## Raw records

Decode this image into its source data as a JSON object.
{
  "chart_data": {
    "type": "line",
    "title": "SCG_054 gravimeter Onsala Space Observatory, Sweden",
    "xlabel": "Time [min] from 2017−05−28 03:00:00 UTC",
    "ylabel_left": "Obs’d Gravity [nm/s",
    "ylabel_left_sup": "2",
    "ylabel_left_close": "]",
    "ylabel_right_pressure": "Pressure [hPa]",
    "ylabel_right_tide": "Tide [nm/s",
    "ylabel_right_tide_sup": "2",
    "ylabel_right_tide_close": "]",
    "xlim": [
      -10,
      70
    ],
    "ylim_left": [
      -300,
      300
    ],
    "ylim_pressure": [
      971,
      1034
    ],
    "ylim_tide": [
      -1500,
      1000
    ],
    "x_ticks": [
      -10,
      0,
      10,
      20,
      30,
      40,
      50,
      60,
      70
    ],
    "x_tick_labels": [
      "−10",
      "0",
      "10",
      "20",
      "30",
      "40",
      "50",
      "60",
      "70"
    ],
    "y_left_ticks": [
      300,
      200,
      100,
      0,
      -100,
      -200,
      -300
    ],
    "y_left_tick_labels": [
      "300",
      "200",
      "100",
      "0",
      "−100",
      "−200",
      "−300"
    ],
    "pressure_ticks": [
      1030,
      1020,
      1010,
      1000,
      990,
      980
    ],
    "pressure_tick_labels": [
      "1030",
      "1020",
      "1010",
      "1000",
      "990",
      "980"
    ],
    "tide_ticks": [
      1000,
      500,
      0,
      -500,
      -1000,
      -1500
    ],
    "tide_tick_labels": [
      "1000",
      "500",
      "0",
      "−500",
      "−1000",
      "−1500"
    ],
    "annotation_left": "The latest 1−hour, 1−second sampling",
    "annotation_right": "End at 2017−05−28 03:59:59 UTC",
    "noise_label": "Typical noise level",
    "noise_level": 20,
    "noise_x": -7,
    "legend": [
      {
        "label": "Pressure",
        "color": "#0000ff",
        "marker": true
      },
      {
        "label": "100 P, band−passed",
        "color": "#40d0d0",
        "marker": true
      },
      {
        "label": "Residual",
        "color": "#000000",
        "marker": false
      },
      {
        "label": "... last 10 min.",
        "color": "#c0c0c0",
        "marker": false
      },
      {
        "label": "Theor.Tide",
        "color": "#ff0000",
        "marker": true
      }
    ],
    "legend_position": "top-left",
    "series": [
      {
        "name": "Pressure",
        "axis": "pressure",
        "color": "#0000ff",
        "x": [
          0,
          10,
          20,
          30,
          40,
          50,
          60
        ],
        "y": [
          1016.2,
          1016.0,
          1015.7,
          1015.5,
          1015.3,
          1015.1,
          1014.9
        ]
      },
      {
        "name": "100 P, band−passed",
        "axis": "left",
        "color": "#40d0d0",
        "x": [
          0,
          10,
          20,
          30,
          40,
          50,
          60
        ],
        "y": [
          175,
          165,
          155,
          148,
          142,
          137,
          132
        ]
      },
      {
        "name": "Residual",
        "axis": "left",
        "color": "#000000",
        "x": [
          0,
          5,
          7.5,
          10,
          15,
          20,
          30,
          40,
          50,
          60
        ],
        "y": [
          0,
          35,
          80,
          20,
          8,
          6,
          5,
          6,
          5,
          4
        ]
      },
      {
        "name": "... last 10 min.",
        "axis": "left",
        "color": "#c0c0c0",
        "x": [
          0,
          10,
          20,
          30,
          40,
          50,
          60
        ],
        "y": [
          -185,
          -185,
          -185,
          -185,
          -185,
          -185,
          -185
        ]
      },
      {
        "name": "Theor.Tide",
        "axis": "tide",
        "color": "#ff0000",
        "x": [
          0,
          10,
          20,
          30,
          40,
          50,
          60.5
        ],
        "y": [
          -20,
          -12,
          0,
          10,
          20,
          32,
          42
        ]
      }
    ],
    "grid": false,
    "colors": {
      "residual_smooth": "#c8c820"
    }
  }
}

## Short task
Reproduce all of the data exactly as given.

## Written solution
Decode this image into its source data as a JSON object.
{
  "chart_data": {
    "type": "line",
    "title": "SCG_054 gravimeter Onsala Space Observatory, Sweden",
    "xlabel": "Time [min] from 2017−05−28 03:00:00 UTC",
    "ylabel_left": "Obs’d Gravity [nm/s",
    "ylabel_left_sup": "2",
    "ylabel_left_close": "]",
    "ylabel_right_pressure": "Pressure [hPa]",
    "ylabel_right_tide": "Tide [nm/s",
    "ylabel_right_tide_sup": "2",
    "ylabel_right_tide_close": "]",
    "xlim": [
      -10,
      70
    ],
    "ylim_left": [
      -300,
      300
    ],
    "ylim_pressure": [
      971,
      1034
    ],
    "ylim_tide": [
      -1500,
      1000
    ],
    "x_ticks": [
      -10,
      0,
      10,
      20,
      30,
      40,
      50,
      60,
      70
    ],
    "x_tick_labels": [
      "−10",
      "0",
      "10",
      "20",
      "30",
      "40",
      "50",
      "60",
      "70"
    ],
    "y_left_ticks": [
      300,
      200,
      100,
      0,
      -100,
      -200,
      -300
    ],
    "y_left_tick_labels": [
      "300",
      "200",
      "100",
      "0",
      "−100",
      "−200",
      "−300"
    ],
    "pressure_ticks": [
      1030,
      1020,
      1010,
      1000,
      990,
      980
    ],
    "pressure_tick_labels": [
      "1030",
      "1020",
      "1010",
      "1000",
      "990",
      "980"
    ],
    "tide_ticks": [
      1000,
      500,
      0,
      -500,
      -1000,
      -1500
    ],
    "tide_tick_labels": [
      "1000",
      "500",
      "0",
      "−500",
      "−1000",
      "−1500"
    ],
    "annotation_left": "The latest 1−hour, 1−second sampling",
    "annotation_right": "End at 2017−05−28 03:59:59 UTC",
    "noise_label": "Typical noise level",
    "noise_level": 20,
    "noise_x": -7,
    "legend": [
      {
        "label": "Pressure",
        "color": "#0000ff",
        "marker": true
      },
      {
        "label": "100 P, band−passed",
        "color": "#40d0d0",
        "marker": true
      },
      {
        "label": "Residual",
        "color": "#000000",
        "marker": false
      },
      {
        "label": "... last 10 min.",
        "color": "#c0c0c0",
        "marker": false
      },
      {
        "label": "Theor.Tide",
        "color": "#ff0000",
        "marker": true
      }
    ],
    "legend_position": "top-left",
    "series": [
      {
        "name": "Pressure",
        "axis": "pressure",
        "color": "#0000ff",
        "x": [
          0,
          10,
          20,
          30,
          40,
          50,
          60
        ],
        "y": [
          1016.2,
          1016.0,
          1015.7,
          1015.5,
          1015.3,
          1015.1,
          1014.9
        ]
      },
      {
        "name": "100 P, band−passed",
        "axis": "left",
        "color": "#40d0d0",
        "x": [
          0,
          10,
          20,
          30,
          40,
          50,
          60
        ],
        "y": [
          175,
          165,
          155,
          148,
          142,
          137,
          132
        ]
      },
      {
        "name": "Residual",
        "axis": "left",
        "color": "#000000",
        "x": [
          0,
          5,
          7.5,
          10,
          15,
          20,
          30,
          40,
          50,
          60
        ],
        "y": [
          0,
          35,
          80,
          20,
          8,
          6,
          5,
          6,
          5,
          4
        ]
      },
      {
        "name": "... last 10 min.",
        "axis": "left",
        "color": "#c0c0c0",
        "x": [
          0,
          10,
          20,
          30,
          40,
          50,
          60
        ],
        "y": [
          -185,
          -185,
          -185,
          -185,
          -185,
          -185,
          -185
        ]
      },
      {
        "name": "Theor.Tide",
        "axis": "tide",
        "color": "#ff0000",
        "x": [
          0,
          10,
          20,
          30,
          40,
          50,
          60.5
        ],
        "y": [
          -20,
          -12,
          0,
          10,
          20,
          32,
          42
        ]
      }
    ],
    "grid": false,
    "colors": {
      "residual_smooth": "#c8c820"
    }
  }
}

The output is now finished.